Thai AirAsia is spreading its Bangkok wings and opening up a secondary hub at the main Suvarnabhumi airport (BKK), to help broaden its attraction and bolster its bottomline. Thai Air Asia was the first airline to head back to the moth-balled Don Mueang in 2012 to re-establish the older airport after all the airlines moved across to the new Suvarnabhumi and discount airlines were seeking a lower-cost base.

Although Thai Air Asia carried 22.15 million passengers last year, this year’s total will fall a long way short, just 6 million for 2020 up to date. Under the new set up, Thai AirAsia will have resumed nearly 90% of its pre-Covid domestic services, a total of 109 daily flights to 39 destinations. There will be 97 flights from Don Mueang Airport and 12 from Suvarnabhumi Airport.

With only a handful of international traffic, Suvarnabhumi officials are keen to re-kindle revenue for the massive airport and have struck a deal with Thai Air Asia to trial operations from BKK. They will be the only domestic carrier to operate flights from the two airports.

If the 2 month trial at Suvarnabhumi is successful, Thai AirAsia plans to add another plane to the BKK fleet by the end of the year. At this stage the trial is only approved up to the end of November.
═══
### Work instructions
1. List every number of flights given in the Thai AirAsia passage, with what each one counts.
2. Write the next paragraph of the Thai AirAsia passage, picking up after its last sentence.

### Data shown
═══
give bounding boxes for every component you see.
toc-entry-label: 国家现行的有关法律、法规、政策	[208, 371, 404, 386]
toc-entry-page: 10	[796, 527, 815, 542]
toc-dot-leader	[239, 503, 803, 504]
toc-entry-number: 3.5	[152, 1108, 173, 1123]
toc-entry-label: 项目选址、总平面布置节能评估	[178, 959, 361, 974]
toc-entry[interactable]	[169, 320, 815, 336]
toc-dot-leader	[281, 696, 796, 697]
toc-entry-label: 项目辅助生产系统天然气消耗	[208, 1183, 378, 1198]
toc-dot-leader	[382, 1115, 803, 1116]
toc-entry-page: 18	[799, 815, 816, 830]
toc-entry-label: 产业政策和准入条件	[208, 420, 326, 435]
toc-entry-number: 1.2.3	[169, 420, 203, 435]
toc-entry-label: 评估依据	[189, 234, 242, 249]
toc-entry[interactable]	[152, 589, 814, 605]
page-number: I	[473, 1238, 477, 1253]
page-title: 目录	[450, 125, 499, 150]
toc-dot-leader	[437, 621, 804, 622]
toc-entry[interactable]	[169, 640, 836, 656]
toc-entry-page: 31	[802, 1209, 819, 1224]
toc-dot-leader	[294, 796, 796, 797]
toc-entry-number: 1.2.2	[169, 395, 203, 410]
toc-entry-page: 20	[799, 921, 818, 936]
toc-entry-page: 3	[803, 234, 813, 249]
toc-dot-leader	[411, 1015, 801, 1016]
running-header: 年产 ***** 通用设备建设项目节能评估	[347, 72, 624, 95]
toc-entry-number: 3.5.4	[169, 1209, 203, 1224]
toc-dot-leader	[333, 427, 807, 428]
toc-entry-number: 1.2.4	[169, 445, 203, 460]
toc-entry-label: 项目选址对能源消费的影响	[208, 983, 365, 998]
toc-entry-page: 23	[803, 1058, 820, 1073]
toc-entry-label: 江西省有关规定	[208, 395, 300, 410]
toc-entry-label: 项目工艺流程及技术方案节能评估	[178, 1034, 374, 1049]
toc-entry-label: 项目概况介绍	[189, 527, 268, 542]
═══
### Answers for this exercise
1.
- 109: total daily domestic flights, to 39 destinations
- 97: flights from Don Mueang Airport
- 12: flights from Suvarnabhumi Airport

2.
Thai Air Asia have been concentrating on their ‘bus’ model to ferry passengers from the terminals to their aircraft waiting on remote airport aprons, and visa versa, to avoid some of the landing charges and using the sky-bridges. Some passengers have been complaining about the long trips in crowded buses, wild rides and over-enthusiastic air conditioning, whilst being told to strictly adhere to social distancing.

This week the Malaysian parent company Air Asia, announced the introduction of a ‘super app’, in an attempt to off-set the significant financial losses brought about by the Covid-19 pandemic. The mobile application shuffles Air Asia’s model as a flight and accommodation provider, to a broader platform of complimentary services. The app will offer users a variety of options, including digital payment services, delivery services, and an e-commerce platform. Air Asia Chief Executive and founder, Tony Fernandes, says the idea for the app was floated prior to the pandemic, but Covid-19 hastened its development.